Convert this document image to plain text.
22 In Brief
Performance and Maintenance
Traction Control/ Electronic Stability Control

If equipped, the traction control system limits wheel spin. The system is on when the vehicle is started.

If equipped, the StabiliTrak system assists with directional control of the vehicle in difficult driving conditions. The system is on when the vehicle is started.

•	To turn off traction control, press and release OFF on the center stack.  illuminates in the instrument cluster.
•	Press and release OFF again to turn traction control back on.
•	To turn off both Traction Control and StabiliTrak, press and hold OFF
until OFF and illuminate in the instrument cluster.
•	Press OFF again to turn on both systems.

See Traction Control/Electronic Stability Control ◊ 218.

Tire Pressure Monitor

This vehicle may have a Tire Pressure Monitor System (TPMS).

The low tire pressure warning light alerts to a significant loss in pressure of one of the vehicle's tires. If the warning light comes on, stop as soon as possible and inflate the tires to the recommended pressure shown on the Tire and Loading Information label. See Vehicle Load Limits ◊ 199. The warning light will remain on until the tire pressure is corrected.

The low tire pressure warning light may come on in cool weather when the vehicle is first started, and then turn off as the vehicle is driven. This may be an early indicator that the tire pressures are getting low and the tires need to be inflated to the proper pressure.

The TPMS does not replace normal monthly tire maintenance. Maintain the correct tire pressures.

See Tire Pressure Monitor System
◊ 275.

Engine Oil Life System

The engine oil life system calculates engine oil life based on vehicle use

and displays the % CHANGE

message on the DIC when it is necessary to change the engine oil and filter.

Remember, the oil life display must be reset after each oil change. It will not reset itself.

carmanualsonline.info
┄┄┄┄┄┄
- STATED TASK: Out of the preceding entries, pull every line containing the string "when".

- THE SOLUTION:
If equipped, the traction control system limits wheel spin. The system is on when the vehicle is started.
If equipped, the StabiliTrak system assists with directional control of the vehicle in difficult driving conditions. The system is on when the vehicle is started.
The low tire pressure warning light may come on in cool weather when the vehicle is first started, and then turn off as the vehicle is driven. This may be an early indicator that the tire pressures are getting low and the tires need to be inflated to the proper pressure.
message on the DIC when it is necessary to change the engine oil and filter.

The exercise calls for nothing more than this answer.